What is the number of lines in the entries below that include the word "pihak"? Provide the number only.

[Extracted data entries]
>>>>

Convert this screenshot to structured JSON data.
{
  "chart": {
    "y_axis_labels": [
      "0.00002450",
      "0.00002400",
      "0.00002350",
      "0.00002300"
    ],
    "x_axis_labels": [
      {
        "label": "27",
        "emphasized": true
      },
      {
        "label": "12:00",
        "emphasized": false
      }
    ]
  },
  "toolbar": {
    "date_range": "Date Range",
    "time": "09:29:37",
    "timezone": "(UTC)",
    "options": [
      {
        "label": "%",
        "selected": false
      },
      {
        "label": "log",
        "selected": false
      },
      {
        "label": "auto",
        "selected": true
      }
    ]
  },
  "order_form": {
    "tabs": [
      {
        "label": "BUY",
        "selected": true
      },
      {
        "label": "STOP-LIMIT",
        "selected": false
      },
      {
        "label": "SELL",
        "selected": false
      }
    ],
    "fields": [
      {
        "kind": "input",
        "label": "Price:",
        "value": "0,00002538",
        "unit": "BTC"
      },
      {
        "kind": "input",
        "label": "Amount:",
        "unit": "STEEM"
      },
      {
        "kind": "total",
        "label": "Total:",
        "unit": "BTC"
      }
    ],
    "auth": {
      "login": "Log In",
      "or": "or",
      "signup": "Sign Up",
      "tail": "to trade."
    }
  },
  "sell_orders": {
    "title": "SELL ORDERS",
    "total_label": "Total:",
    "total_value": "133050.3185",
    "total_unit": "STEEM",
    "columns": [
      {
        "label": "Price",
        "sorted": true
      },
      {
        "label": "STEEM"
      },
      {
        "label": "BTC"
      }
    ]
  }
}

<<<<
>>>>

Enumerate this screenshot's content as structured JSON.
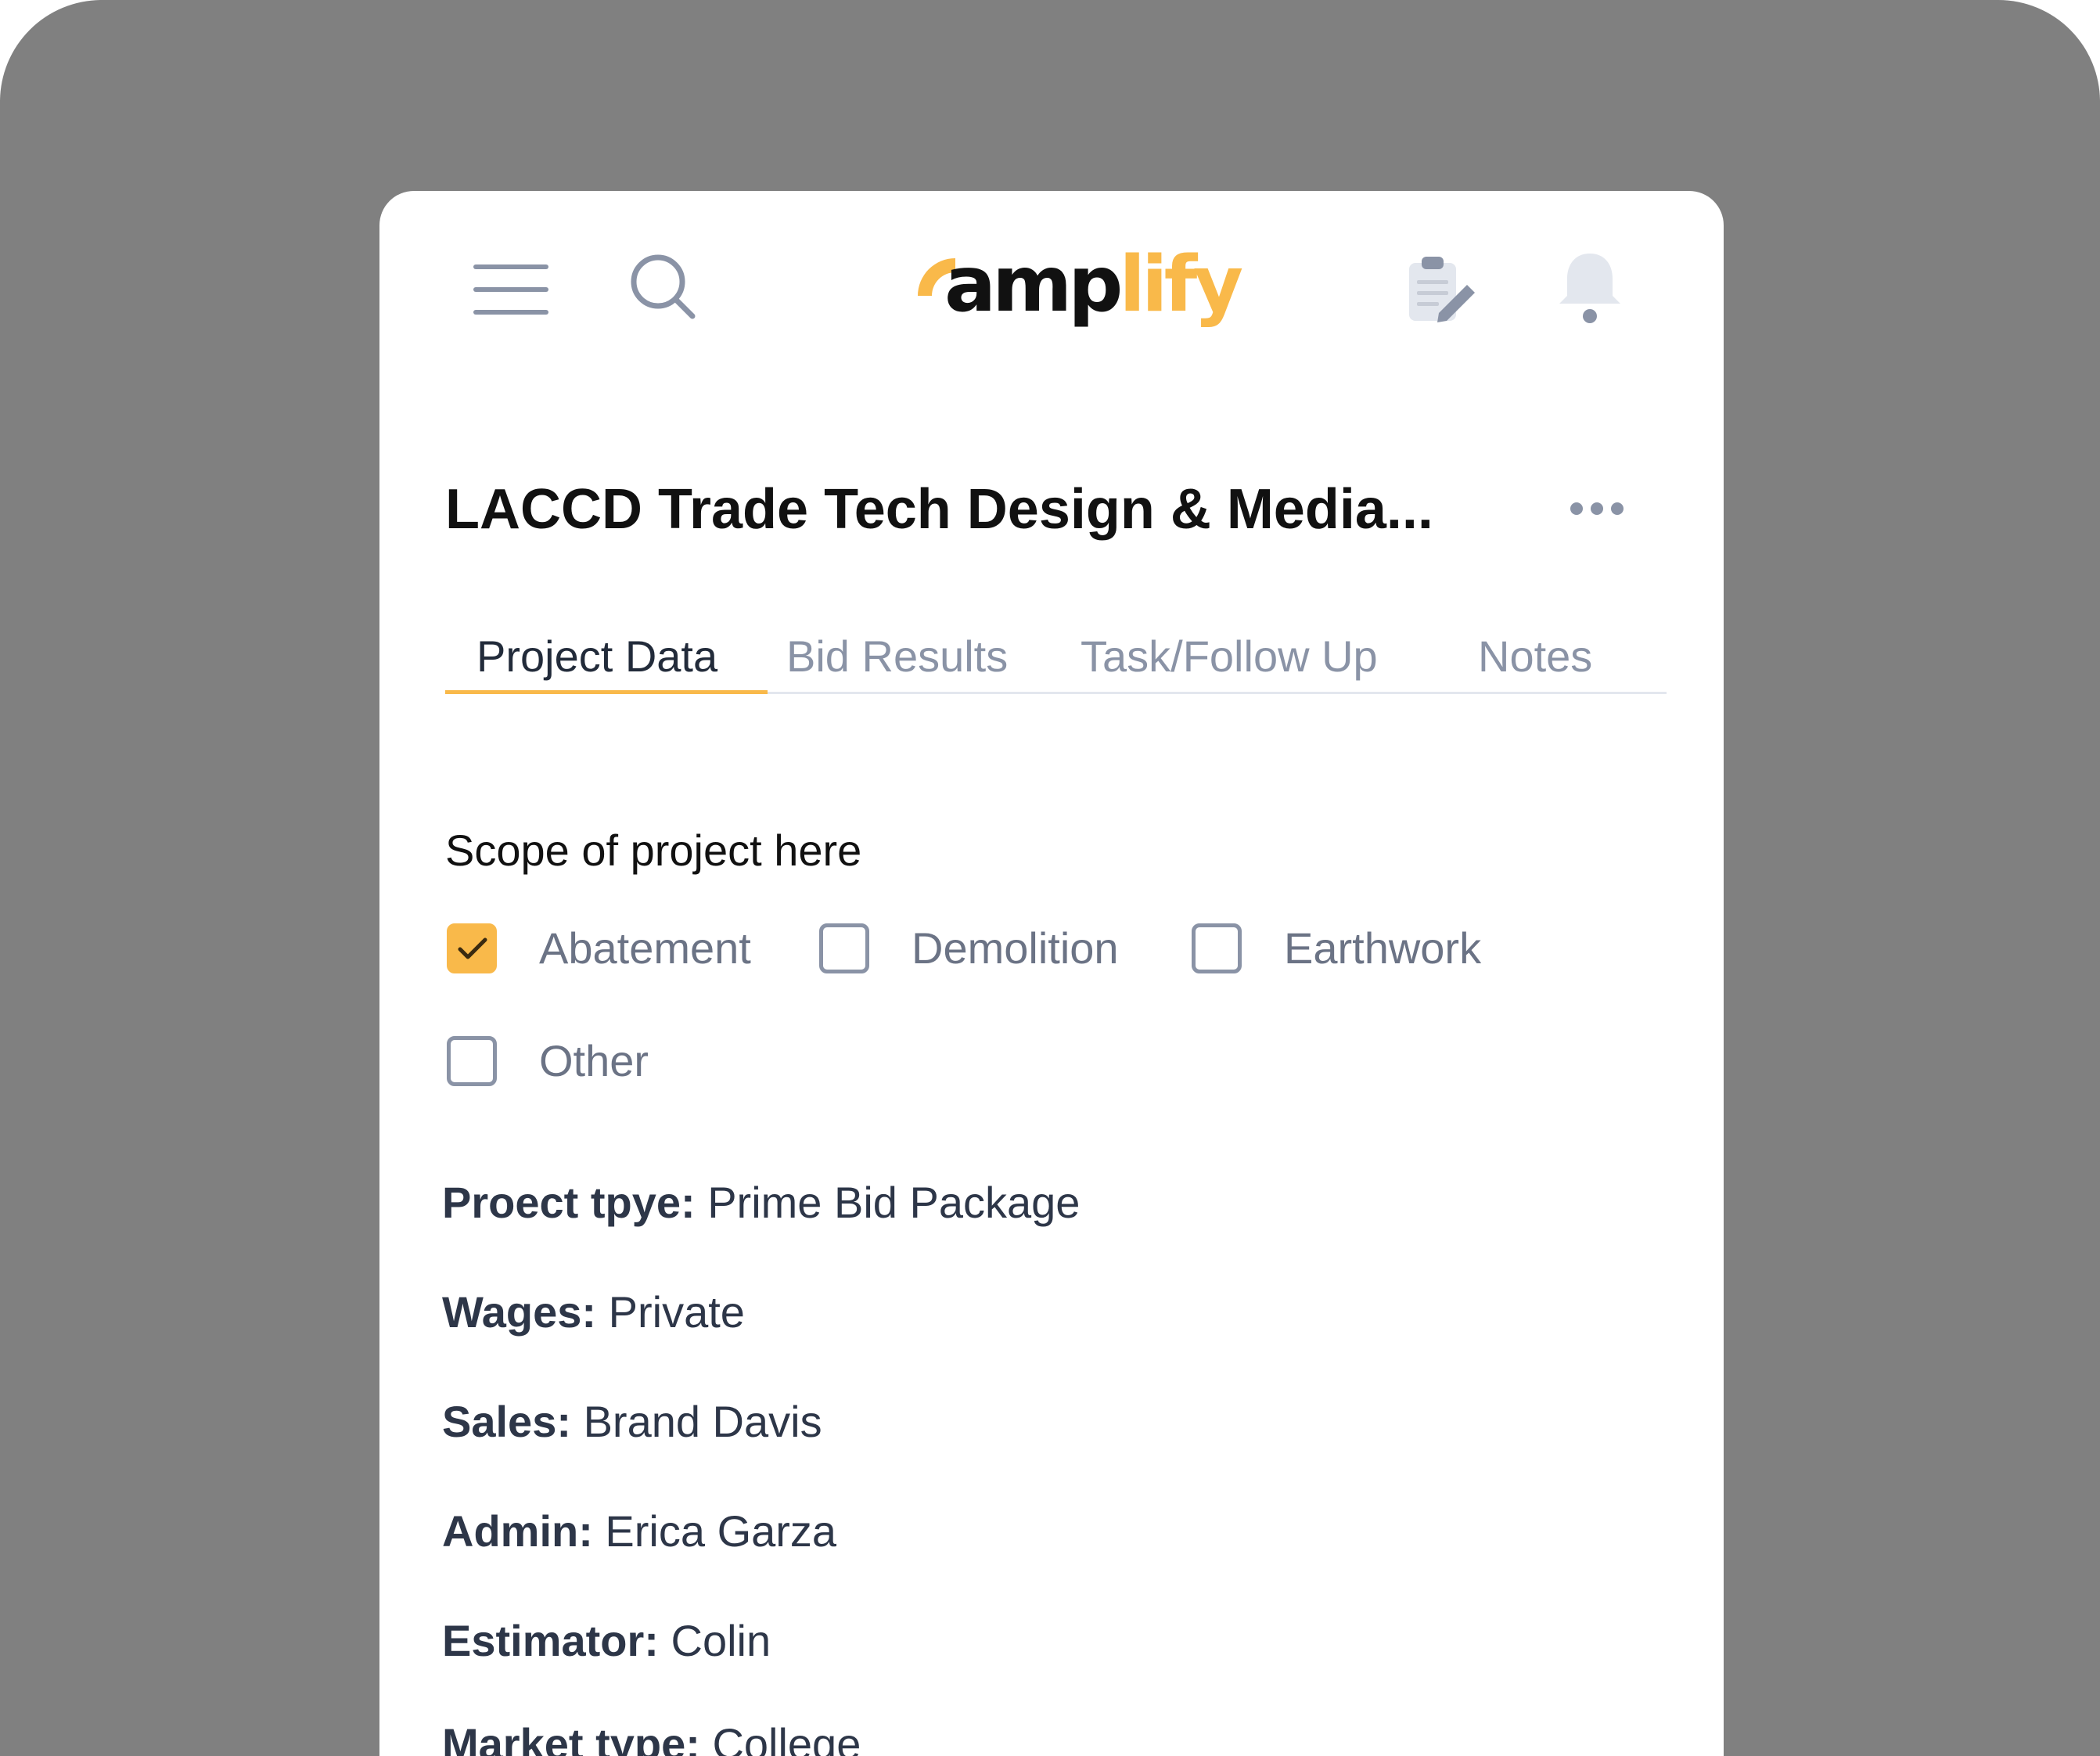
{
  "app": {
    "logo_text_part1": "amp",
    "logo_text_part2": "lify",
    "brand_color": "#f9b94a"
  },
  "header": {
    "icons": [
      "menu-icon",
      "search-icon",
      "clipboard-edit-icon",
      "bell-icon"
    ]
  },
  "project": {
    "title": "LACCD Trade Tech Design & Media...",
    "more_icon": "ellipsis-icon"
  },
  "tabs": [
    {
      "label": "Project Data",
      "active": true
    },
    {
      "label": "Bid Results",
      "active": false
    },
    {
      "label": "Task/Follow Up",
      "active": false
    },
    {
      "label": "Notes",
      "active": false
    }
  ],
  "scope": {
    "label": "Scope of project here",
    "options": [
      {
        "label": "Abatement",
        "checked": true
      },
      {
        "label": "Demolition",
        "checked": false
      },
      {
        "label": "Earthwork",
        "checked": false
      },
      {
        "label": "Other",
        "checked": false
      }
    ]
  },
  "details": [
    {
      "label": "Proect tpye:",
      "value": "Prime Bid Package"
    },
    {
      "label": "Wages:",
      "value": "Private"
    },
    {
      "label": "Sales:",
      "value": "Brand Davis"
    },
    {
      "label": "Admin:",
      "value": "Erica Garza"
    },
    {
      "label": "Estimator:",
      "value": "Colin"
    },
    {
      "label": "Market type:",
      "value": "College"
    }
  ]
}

<<<<
>>>>

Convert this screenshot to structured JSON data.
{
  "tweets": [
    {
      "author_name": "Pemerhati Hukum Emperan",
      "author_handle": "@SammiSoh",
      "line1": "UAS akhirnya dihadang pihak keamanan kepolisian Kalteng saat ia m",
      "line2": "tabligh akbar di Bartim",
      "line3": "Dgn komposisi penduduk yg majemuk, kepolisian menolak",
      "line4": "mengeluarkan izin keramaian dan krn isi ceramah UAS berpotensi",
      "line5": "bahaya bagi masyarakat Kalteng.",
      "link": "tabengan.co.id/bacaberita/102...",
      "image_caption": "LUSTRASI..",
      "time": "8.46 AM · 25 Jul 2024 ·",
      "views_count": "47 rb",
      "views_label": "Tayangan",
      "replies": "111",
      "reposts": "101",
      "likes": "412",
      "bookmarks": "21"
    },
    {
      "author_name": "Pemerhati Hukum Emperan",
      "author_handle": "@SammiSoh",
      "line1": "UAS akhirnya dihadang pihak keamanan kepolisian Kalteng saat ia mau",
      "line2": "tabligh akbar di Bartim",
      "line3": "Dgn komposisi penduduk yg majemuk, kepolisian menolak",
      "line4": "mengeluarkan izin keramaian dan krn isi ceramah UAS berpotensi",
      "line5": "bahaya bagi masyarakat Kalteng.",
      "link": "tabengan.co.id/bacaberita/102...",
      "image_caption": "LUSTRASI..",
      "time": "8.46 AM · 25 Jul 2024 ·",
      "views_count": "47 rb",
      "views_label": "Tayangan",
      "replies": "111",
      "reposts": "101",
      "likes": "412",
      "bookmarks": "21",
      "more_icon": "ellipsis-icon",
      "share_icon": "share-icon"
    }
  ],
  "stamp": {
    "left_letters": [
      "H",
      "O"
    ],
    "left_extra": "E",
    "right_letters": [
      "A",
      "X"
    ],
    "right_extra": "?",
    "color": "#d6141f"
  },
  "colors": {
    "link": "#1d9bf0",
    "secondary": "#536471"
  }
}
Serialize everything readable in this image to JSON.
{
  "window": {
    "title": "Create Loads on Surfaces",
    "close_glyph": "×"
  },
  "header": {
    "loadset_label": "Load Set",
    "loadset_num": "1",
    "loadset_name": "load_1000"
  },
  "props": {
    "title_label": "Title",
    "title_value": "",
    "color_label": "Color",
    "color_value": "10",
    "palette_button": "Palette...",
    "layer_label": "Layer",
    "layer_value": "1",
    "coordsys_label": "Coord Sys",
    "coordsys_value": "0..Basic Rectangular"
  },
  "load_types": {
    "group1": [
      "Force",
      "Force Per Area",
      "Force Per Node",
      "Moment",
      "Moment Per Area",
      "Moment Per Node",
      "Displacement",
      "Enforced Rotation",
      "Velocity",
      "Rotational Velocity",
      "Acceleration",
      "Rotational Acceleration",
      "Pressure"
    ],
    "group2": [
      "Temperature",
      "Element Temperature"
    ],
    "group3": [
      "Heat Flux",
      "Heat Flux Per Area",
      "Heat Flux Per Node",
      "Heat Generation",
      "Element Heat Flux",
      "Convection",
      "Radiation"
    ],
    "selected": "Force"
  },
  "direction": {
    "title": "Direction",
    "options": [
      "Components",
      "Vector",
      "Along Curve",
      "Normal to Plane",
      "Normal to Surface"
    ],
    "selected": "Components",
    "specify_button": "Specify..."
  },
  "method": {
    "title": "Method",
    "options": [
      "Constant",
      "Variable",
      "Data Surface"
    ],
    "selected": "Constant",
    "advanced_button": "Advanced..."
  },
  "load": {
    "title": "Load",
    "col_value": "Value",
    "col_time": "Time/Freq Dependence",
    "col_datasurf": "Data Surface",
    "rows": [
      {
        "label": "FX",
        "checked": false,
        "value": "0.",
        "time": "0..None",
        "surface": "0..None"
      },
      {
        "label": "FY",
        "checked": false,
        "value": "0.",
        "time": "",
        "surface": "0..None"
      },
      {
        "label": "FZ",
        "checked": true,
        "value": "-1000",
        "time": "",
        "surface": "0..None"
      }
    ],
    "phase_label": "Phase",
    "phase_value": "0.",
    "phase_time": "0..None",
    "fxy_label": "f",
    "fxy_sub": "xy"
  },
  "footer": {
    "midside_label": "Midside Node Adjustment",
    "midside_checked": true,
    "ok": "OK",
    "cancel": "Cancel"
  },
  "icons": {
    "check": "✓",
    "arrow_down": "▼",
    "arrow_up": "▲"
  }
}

<<<<

## Exercise solution
2